Output the full listing below exactly, without the pictures.

**** Information supplied ****

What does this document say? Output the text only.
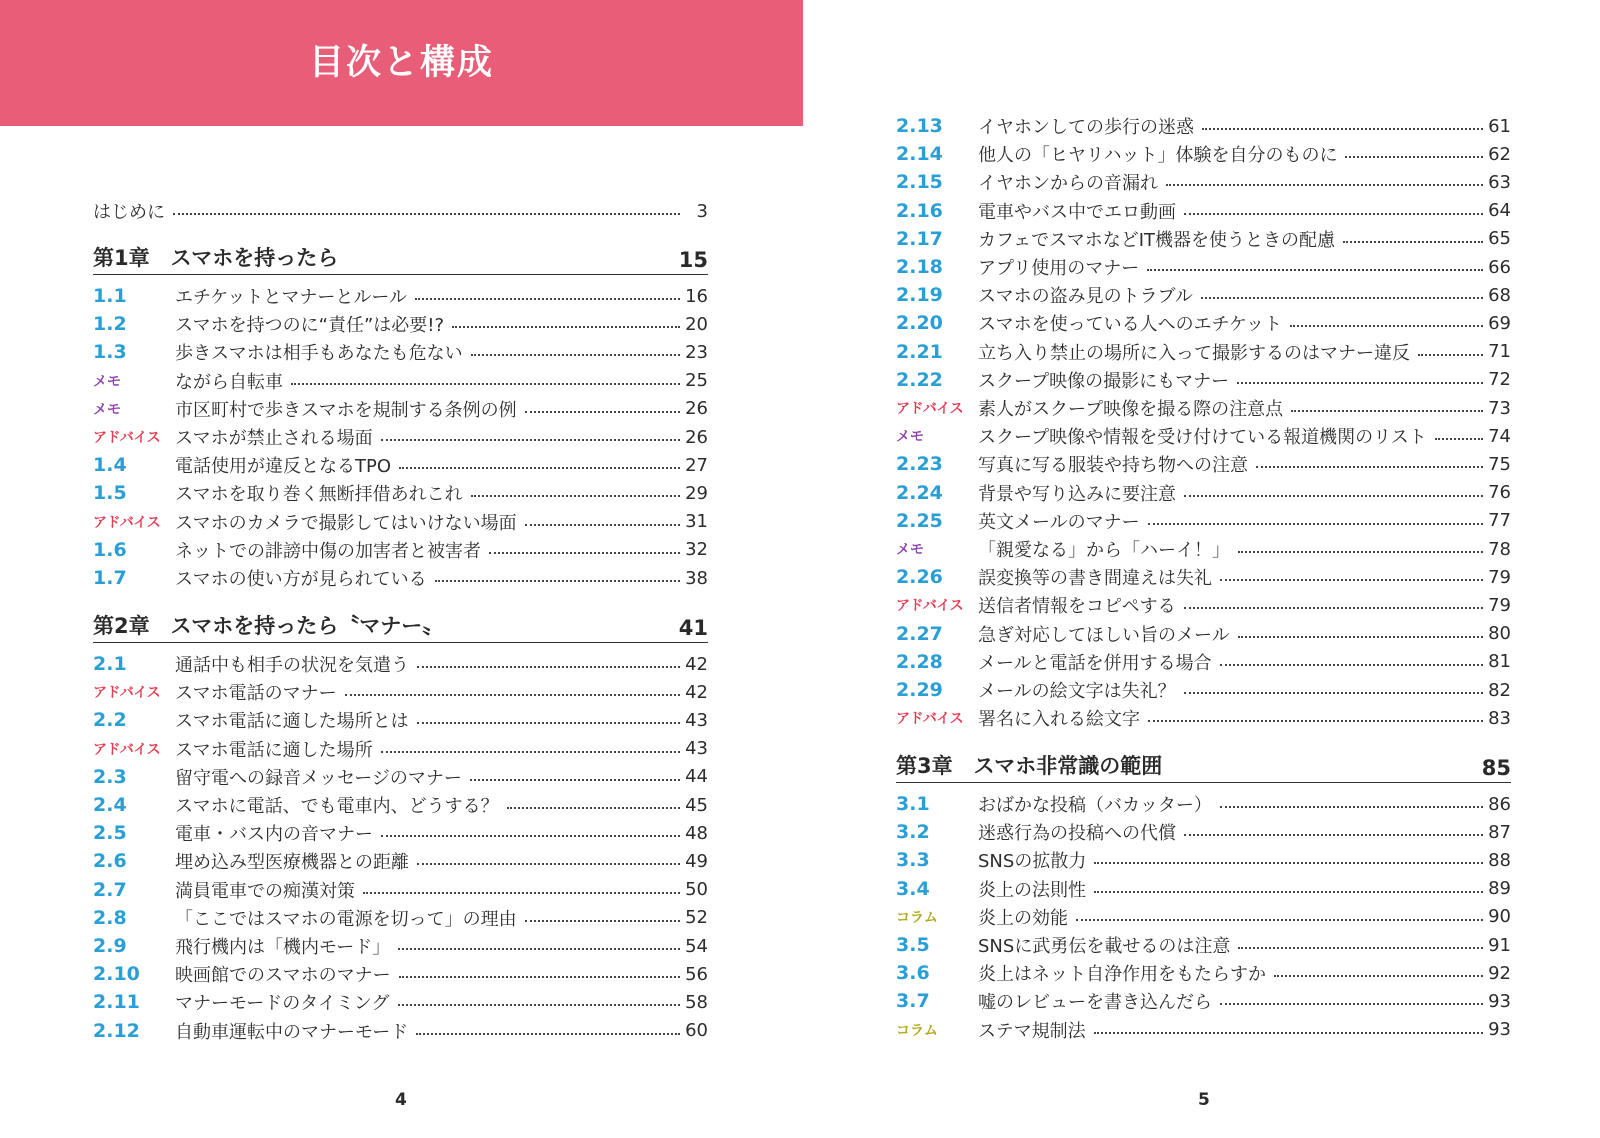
目次と構成
はじめに	3
第1章　スマホを持ったら	15
1.1	エチケットとマナーとルール	16
1.2	スマホを持つのに“責任”は必要!?	20
1.3	歩きスマホは相手もあなたも危ない	23
メモ	ながら自転車	25
メモ	市区町村で歩きスマホを規制する条例の例	26
アドバイス スマホが禁止される場面	26
1.4	電話使用が違反となるTPO	27
1.5	スマホを取り巻く無断拝借あれこれ	29
アドバイス スマホのカメラで撮影してはいけない場面	31
1.6	ネットでの誹謗中傷の加害者と被害者	32
1.7	スマホの使い方が見られている	38
第2章　スマホを持ったら〝マナー〟	41
2.1	通話中も相手の状況を気遣う	42
アドバイス スマホ電話のマナー	42
2.2	スマホ電話に適した場所とは	43
アドバイス スマホ電話に適した場所	43
2.3	留守電への録音メッセージのマナー	44
2.4	スマホに電話、でも電車内、どうする？	45
2.5	電車・バス内の音マナー	48
2.6	埋め込み型医療機器との距離	49
2.7	満員電車での痴漢対策	50
2.8	「ここではスマホの電源を切って」の理由	52
2.9	飛行機内は「機内モード」	54
2.10	映画館でのスマホのマナー	56
2.11	マナーモードのタイミング	58
2.12	自動車運転中のマナーモード	60
2.13	イヤホンしての歩行の迷惑	61
2.14	他人の「ヒヤリハット」体験を自分のものに	62
2.15	イヤホンからの音漏れ	63
2.16	電車やバス中でエロ動画	64
2.17	カフェでスマホなどIT機器を使うときの配慮	65
2.18	アプリ使用のマナー	66
2.19	スマホの盗み見のトラブル	68
2.20	スマホを使っている人へのエチケット	69
2.21	立ち入り禁止の場所に入って撮影するのはマナー違反	71
2.22	スクープ映像の撮影にもマナー	72
アドバイス 素人がスクープ映像を撮る際の注意点	73
メモ	スクープ映像や情報を受け付けている報道機関のリスト	74
2.23	写真に写る服装や持ち物への注意	75
2.24	背景や写り込みに要注意	76
2.25	英文メールのマナー	77
メモ	「親愛なる」から「ハーイ！」	78
2.26	誤変換等の書き間違えは失礼	79
アドバイス 送信者情報をコピペする	79
2.27	急ぎ対応してほしい旨のメール	80
2.28	メールと電話を併用する場合	81
2.29	メールの絵文字は失礼？	82
アドバイス 署名に入れる絵文字	83
第3章　スマホ非常識の範囲	85
3.1	おばかな投稿（バカッター）	86
3.2	迷惑行為の投稿への代償	87
3.3	SNSの拡散力	88
3.4	炎上の法則性	89
コラム	炎上の効能	90
3.5	SNSに武勇伝を載せるのは注意	91
3.6	炎上はネット自浄作用をもたらすか	92
3.7	嘘のレビューを書き込んだら	93
コラム	ステマ規制法	93
4	5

****

### Task output:
What does this document say? Output the text only.
目次と構成
はじめに	3
第1章　スマホを持ったら	15
1.1	エチケットとマナーとルール	16
1.2	スマホを持つのに“責任”は必要!?	20
1.3	歩きスマホは相手もあなたも危ない	23
メモ	ながら自転車	25
メモ	市区町村で歩きスマホを規制する条例の例	26
アドバイス スマホが禁止される場面	26
1.4	電話使用が違反となるTPO	27
1.5	スマホを取り巻く無断拝借あれこれ	29
アドバイス スマホのカメラで撮影してはいけない場面	31
1.6	ネットでの誹謗中傷の加害者と被害者	32
1.7	スマホの使い方が見られている	38
第2章　スマホを持ったら〝マナー〟	41
2.1	通話中も相手の状況を気遣う	42
アドバイス スマホ電話のマナー	42
2.2	スマホ電話に適した場所とは	43
アドバイス スマホ電話に適した場所	43
2.3	留守電への録音メッセージのマナー	44
2.4	スマホに電話、でも電車内、どうする？	45
2.5	電車・バス内の音マナー	48
2.6	埋め込み型医療機器との距離	49
2.7	満員電車での痴漢対策	50
2.8	「ここではスマホの電源を切って」の理由	52
2.9	飛行機内は「機内モード」	54
2.10	映画館でのスマホのマナー	56
2.11	マナーモードのタイミング	58
2.12	自動車運転中のマナーモード	60
2.13	イヤホンしての歩行の迷惑	61
2.14	他人の「ヒヤリハット」体験を自分のものに	62
2.15	イヤホンからの音漏れ	63
2.16	電車やバス中でエロ動画	64
2.17	カフェでスマホなどIT機器を使うときの配慮	65
2.18	アプリ使用のマナー	66
2.19	スマホの盗み見のトラブル	68
2.20	スマホを使っている人へのエチケット	69
2.21	立ち入り禁止の場所に入って撮影するのはマナー違反	71
2.22	スクープ映像の撮影にもマナー	72
アドバイス 素人がスクープ映像を撮る際の注意点	73
メモ	スクープ映像や情報を受け付けている報道機関のリスト	74
2.23	写真に写る服装や持ち物への注意	75
2.24	背景や写り込みに要注意	76
2.25	英文メールのマナー	77
メモ	「親愛なる」から「ハーイ！」	78
2.26	誤変換等の書き間違えは失礼	79
アドバイス 送信者情報をコピペする	79
2.27	急ぎ対応してほしい旨のメール	80
2.28	メールと電話を併用する場合	81
2.29	メールの絵文字は失礼？	82
アドバイス 署名に入れる絵文字	83
第3章　スマホ非常識の範囲	85
3.1	おばかな投稿（バカッター）	86
3.2	迷惑行為の投稿への代償	87
3.3	SNSの拡散力	88
3.4	炎上の法則性	89
コラム	炎上の効能	90
3.5	SNSに武勇伝を載せるのは注意	91
3.6	炎上はネット自浄作用をもたらすか	92
3.7	嘘のレビューを書き込んだら	93
コラム	ステマ規制法	93
4	5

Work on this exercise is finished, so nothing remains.